(Recorded data)
____

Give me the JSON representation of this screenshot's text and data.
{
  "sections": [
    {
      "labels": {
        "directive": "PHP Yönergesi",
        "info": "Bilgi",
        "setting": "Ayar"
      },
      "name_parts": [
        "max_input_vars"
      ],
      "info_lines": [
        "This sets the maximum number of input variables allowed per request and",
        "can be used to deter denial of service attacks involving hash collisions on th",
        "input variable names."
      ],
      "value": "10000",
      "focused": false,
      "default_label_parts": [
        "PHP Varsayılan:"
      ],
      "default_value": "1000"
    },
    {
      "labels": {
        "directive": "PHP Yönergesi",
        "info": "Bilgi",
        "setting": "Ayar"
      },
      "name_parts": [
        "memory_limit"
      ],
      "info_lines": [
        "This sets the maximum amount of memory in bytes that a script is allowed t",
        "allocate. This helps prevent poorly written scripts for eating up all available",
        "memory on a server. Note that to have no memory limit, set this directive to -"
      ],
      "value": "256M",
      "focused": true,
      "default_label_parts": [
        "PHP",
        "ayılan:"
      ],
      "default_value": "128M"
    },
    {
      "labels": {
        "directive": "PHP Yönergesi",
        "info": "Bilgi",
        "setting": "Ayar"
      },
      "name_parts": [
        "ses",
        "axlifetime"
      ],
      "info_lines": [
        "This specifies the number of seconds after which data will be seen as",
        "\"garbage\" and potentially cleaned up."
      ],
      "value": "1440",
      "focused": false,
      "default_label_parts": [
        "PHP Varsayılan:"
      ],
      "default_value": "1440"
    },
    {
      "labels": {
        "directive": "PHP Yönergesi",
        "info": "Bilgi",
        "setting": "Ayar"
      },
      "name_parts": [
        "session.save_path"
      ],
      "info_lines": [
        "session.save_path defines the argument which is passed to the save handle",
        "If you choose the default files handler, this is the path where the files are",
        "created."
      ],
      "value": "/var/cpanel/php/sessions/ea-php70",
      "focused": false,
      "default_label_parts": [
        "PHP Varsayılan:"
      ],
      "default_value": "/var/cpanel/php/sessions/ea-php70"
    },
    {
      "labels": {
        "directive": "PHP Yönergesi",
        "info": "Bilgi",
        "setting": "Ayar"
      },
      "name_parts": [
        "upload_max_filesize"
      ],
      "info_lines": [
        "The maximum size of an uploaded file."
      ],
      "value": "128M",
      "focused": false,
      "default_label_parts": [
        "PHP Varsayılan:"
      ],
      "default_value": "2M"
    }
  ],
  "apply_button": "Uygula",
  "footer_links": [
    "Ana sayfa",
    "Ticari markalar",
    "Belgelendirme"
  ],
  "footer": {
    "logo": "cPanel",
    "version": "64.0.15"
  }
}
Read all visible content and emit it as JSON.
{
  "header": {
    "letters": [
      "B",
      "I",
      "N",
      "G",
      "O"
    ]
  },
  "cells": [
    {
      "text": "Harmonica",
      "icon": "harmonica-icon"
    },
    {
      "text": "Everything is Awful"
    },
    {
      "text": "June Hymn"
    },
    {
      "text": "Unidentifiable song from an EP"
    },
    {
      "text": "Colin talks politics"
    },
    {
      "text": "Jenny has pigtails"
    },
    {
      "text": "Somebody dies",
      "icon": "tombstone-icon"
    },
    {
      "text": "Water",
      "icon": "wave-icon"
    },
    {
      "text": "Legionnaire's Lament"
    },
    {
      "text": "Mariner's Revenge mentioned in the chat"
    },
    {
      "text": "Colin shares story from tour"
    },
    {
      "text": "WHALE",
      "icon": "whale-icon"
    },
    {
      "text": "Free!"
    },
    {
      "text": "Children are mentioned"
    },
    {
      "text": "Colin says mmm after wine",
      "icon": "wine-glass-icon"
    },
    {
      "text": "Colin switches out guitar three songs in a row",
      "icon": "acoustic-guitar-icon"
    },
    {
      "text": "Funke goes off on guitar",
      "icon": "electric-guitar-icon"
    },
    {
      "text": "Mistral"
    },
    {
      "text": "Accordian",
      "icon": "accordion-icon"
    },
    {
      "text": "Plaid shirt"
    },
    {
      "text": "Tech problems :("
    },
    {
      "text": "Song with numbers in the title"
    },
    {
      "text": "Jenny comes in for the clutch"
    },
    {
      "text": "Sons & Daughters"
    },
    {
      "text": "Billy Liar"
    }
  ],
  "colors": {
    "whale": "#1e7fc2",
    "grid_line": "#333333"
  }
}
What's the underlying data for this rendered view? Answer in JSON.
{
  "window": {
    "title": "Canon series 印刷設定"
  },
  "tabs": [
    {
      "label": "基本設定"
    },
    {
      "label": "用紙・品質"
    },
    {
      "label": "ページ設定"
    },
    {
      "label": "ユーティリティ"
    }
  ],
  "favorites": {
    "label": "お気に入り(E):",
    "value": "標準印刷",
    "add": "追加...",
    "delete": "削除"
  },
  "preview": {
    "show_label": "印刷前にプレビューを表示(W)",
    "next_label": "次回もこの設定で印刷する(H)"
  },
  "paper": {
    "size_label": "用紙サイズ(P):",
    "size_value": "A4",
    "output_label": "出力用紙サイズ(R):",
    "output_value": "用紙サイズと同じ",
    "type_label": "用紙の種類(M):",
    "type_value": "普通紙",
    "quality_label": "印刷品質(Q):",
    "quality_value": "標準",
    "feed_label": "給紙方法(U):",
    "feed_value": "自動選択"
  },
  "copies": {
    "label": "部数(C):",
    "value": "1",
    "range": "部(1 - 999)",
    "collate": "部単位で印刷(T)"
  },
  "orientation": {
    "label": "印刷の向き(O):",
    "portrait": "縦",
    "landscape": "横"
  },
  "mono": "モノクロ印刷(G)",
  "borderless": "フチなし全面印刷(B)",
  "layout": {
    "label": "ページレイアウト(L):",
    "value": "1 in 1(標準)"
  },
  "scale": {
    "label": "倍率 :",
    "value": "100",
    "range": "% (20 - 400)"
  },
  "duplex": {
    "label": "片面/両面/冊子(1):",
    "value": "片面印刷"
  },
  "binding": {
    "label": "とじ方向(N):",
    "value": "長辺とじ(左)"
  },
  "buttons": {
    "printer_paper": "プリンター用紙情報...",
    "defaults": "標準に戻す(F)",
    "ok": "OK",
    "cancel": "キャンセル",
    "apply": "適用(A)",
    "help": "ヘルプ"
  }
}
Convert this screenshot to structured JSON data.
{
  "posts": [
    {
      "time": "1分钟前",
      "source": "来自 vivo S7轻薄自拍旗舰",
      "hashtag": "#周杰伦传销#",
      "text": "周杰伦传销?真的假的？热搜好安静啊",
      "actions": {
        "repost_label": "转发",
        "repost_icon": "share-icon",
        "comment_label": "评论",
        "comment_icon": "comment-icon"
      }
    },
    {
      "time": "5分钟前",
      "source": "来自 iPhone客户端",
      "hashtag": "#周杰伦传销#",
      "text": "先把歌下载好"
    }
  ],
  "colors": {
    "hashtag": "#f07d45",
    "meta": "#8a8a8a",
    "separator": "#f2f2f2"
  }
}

____

◆ **What you should do**
Repeat the data above exactly.

◆ **Final answer**
Give me the JSON representation of this screenshot's text and data.
{
  "sections": [
    {
      "labels": {
        "directive": "PHP Yönergesi",
        "info": "Bilgi",
        "setting": "Ayar"
      },
      "name_parts": [
        "max_input_vars"
      ],
      "info_lines": [
        "This sets the maximum number of input variables allowed per request and",
        "can be used to deter denial of service attacks involving hash collisions on th",
        "input variable names."
      ],
      "value": "10000",
      "focused": false,
      "default_label_parts": [
        "PHP Varsayılan:"
      ],
      "default_value": "1000"
    },
    {
      "labels": {
        "directive": "PHP Yönergesi",
        "info": "Bilgi",
        "setting": "Ayar"
      },
      "name_parts": [
        "memory_limit"
      ],
      "info_lines": [
        "This sets the maximum amount of memory in bytes that a script is allowed t",
        "allocate. This helps prevent poorly written scripts for eating up all available",
        "memory on a server. Note that to have no memory limit, set this directive to -"
      ],
      "value": "256M",
      "focused": true,
      "default_label_parts": [
        "PHP",
        "ayılan:"
      ],
      "default_value": "128M"
    },
    {
      "labels": {
        "directive": "PHP Yönergesi",
        "info": "Bilgi",
        "setting": "Ayar"
      },
      "name_parts": [
        "ses",
        "axlifetime"
      ],
      "info_lines": [
        "This specifies the number of seconds after which data will be seen as",
        "\"garbage\" and potentially cleaned up."
      ],
      "value": "1440",
      "focused": false,
      "default_label_parts": [
        "PHP Varsayılan:"
      ],
      "default_value": "1440"
    },
    {
      "labels": {
        "directive": "PHP Yönergesi",
        "info": "Bilgi",
        "setting": "Ayar"
      },
      "name_parts": [
        "session.save_path"
      ],
      "info_lines": [
        "session.save_path defines the argument which is passed to the save handle",
        "If you choose the default files handler, this is the path where the files are",
        "created."
      ],
      "value": "/var/cpanel/php/sessions/ea-php70",
      "focused": false,
      "default_label_parts": [
        "PHP Varsayılan:"
      ],
      "default_value": "/var/cpanel/php/sessions/ea-php70"
    },
    {
      "labels": {
        "directive": "PHP Yönergesi",
        "info": "Bilgi",
        "setting": "Ayar"
      },
      "name_parts": [
        "upload_max_filesize"
      ],
      "info_lines": [
        "The maximum size of an uploaded file."
      ],
      "value": "128M",
      "focused": false,
      "default_label_parts": [
        "PHP Varsayılan:"
      ],
      "default_value": "2M"
    }
  ],
  "apply_button": "Uygula",
  "footer_links": [
    "Ana sayfa",
    "Ticari markalar",
    "Belgelendirme"
  ],
  "footer": {
    "logo": "cPanel",
    "version": "64.0.15"
  }
}
Read all visible content and emit it as JSON.
{
  "header": {
    "letters": [
      "B",
      "I",
      "N",
      "G",
      "O"
    ]
  },
  "cells": [
    {
      "text": "Harmonica",
      "icon": "harmonica-icon"
    },
    {
      "text": "Everything is Awful"
    },
    {
      "text": "June Hymn"
    },
    {
      "text": "Unidentifiable song from an EP"
    },
    {
      "text": "Colin talks politics"
    },
    {
      "text": "Jenny has pigtails"
    },
    {
      "text": "Somebody dies",
      "icon": "tombstone-icon"
    },
    {
      "text": "Water",
      "icon": "wave-icon"
    },
    {
      "text": "Legionnaire's Lament"
    },
    {
      "text": "Mariner's Revenge mentioned in the chat"
    },
    {
      "text": "Colin shares story from tour"
    },
    {
      "text": "WHALE",
      "icon": "whale-icon"
    },
    {
      "text": "Free!"
    },
    {
      "text": "Children are mentioned"
    },
    {
      "text": "Colin says mmm after wine",
      "icon": "wine-glass-icon"
    },
    {
      "text": "Colin switches out guitar three songs in a row",
      "icon": "acoustic-guitar-icon"
    },
    {
      "text": "Funke goes off on guitar",
      "icon": "electric-guitar-icon"
    },
    {
      "text": "Mistral"
    },
    {
      "text": "Accordian",
      "icon": "accordion-icon"
    },
    {
      "text": "Plaid shirt"
    },
    {
      "text": "Tech problems :("
    },
    {
      "text": "Song with numbers in the title"
    },
    {
      "text": "Jenny comes in for the clutch"
    },
    {
      "text": "Sons & Daughters"
    },
    {
      "text": "Billy Liar"
    }
  ],
  "colors": {
    "whale": "#1e7fc2",
    "grid_line": "#333333"
  }
}
What's the underlying data for this rendered view? Answer in JSON.
{
  "window": {
    "title": "Canon series 印刷設定"
  },
  "tabs": [
    {
      "label": "基本設定"
    },
    {
      "label": "用紙・品質"
    },
    {
      "label": "ページ設定"
    },
    {
      "label": "ユーティリティ"
    }
  ],
  "favorites": {
    "label": "お気に入り(E):",
    "value": "標準印刷",
    "add": "追加...",
    "delete": "削除"
  },
  "preview": {
    "show_label": "印刷前にプレビューを表示(W)",
    "next_label": "次回もこの設定で印刷する(H)"
  },
  "paper": {
    "size_label": "用紙サイズ(P):",
    "size_value": "A4",
    "output_label": "出力用紙サイズ(R):",
    "output_value": "用紙サイズと同じ",
    "type_label": "用紙の種類(M):",
    "type_value": "普通紙",
    "quality_label": "印刷品質(Q):",
    "quality_value": "標準",
    "feed_label": "給紙方法(U):",
    "feed_value": "自動選択"
  },
  "copies": {
    "label": "部数(C):",
    "value": "1",
    "range": "部(1 - 999)",
    "collate": "部単位で印刷(T)"
  },
  "orientation": {
    "label": "印刷の向き(O):",
    "portrait": "縦",
    "landscape": "横"
  },
  "mono": "モノクロ印刷(G)",
  "borderless": "フチなし全面印刷(B)",
  "layout": {
    "label": "ページレイアウト(L):",
    "value": "1 in 1(標準)"
  },
  "scale": {
    "label": "倍率 :",
    "value": "100",
    "range": "% (20 - 400)"
  },
  "duplex": {
    "label": "片面/両面/冊子(1):",
    "value": "片面印刷"
  },
  "binding": {
    "label": "とじ方向(N):",
    "value": "長辺とじ(左)"
  },
  "buttons": {
    "printer_paper": "プリンター用紙情報...",
    "defaults": "標準に戻す(F)",
    "ok": "OK",
    "cancel": "キャンセル",
    "apply": "適用(A)",
    "help": "ヘルプ"
  }
}
Convert this screenshot to structured JSON data.
{
  "posts": [
    {
      "time": "1分钟前",
      "source": "来自 vivo S7轻薄自拍旗舰",
      "hashtag": "#周杰伦传销#",
      "text": "周杰伦传销?真的假的？热搜好安静啊",
      "actions": {
        "repost_label": "转发",
        "repost_icon": "share-icon",
        "comment_label": "评论",
        "comment_icon": "comment-icon"
      }
    },
    {
      "time": "5分钟前",
      "source": "来自 iPhone客户端",
      "hashtag": "#周杰伦传销#",
      "text": "先把歌下载好"
    }
  ],
  "colors": {
    "hashtag": "#f07d45",
    "meta": "#8a8a8a",
    "separator": "#f2f2f2"
  }
}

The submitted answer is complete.